Extract each line holding the word "adjective" from the entries.

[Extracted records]
☆ ☆ ☆

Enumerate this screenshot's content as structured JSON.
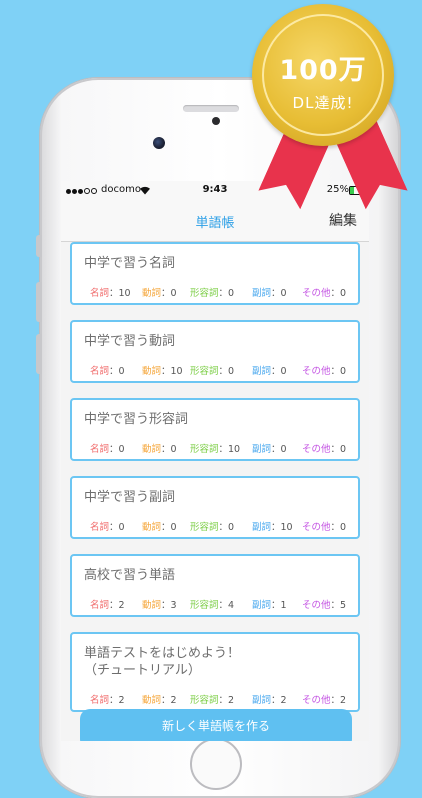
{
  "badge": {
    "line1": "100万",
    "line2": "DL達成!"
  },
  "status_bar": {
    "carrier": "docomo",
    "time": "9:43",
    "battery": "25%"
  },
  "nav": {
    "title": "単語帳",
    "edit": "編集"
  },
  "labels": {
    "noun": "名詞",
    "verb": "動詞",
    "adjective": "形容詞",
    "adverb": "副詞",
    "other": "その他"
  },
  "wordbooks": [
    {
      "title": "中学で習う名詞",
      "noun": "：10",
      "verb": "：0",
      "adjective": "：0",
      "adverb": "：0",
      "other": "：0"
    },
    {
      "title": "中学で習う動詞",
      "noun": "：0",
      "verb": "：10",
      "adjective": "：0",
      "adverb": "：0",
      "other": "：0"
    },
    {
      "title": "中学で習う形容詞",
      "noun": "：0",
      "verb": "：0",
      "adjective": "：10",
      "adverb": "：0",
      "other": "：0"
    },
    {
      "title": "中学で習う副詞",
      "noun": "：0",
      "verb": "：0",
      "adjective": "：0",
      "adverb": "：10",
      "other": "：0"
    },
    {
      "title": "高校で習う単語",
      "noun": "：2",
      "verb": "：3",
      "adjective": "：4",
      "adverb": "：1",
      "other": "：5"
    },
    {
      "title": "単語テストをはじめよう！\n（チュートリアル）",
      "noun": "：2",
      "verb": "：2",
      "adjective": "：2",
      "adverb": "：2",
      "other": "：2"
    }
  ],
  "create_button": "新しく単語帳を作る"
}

☆ ☆ ☆

▶ RESULT OF THIS EXERCISE:
    "adjective": "形容詞",
      "adjective": "：0",
      "adjective": "：0",
      "adjective": "：10",
      "adjective": "：0",
      "adjective": "：4",
      "adjective": "：2",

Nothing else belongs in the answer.